DIRECTIONS: Set out every line bearing the string "screenshot".

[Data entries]
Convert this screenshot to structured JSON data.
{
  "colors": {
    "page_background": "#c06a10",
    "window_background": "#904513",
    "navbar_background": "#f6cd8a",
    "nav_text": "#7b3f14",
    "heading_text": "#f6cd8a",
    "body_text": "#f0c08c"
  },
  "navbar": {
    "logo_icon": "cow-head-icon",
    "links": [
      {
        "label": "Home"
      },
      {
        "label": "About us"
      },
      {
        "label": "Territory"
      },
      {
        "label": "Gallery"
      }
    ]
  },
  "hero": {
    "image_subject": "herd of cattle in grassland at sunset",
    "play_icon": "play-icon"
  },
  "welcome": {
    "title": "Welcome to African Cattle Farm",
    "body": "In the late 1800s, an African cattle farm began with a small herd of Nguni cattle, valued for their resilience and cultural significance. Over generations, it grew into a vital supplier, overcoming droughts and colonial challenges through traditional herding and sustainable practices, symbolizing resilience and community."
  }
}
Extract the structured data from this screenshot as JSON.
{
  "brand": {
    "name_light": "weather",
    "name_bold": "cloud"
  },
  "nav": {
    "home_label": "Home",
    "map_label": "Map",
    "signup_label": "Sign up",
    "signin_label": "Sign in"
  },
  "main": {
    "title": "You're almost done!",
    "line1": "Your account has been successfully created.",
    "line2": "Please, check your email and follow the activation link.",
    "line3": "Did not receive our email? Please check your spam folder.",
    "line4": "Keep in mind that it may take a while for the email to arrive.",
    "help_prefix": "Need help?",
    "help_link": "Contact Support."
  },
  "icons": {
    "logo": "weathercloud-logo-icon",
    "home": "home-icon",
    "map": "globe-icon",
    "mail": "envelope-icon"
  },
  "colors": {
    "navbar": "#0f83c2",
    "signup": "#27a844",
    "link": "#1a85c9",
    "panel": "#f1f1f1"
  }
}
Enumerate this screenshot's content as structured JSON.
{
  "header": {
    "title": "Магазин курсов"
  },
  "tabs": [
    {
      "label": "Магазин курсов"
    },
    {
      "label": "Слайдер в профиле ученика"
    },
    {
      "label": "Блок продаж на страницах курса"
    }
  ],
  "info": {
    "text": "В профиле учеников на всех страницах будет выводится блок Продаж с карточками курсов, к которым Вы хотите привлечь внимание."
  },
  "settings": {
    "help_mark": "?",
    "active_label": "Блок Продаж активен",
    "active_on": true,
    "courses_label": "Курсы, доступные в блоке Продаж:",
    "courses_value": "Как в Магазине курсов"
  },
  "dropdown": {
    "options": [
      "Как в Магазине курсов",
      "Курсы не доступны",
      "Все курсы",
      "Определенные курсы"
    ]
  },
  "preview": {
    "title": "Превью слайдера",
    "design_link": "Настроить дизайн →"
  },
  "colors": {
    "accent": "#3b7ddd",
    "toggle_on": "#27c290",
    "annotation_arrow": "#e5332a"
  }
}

TASK OUTPUT:
Convert this screenshot to structured JSON data.
Extract the structured data from this screenshot as JSON.
Enumerate this screenshot's content as structured JSON.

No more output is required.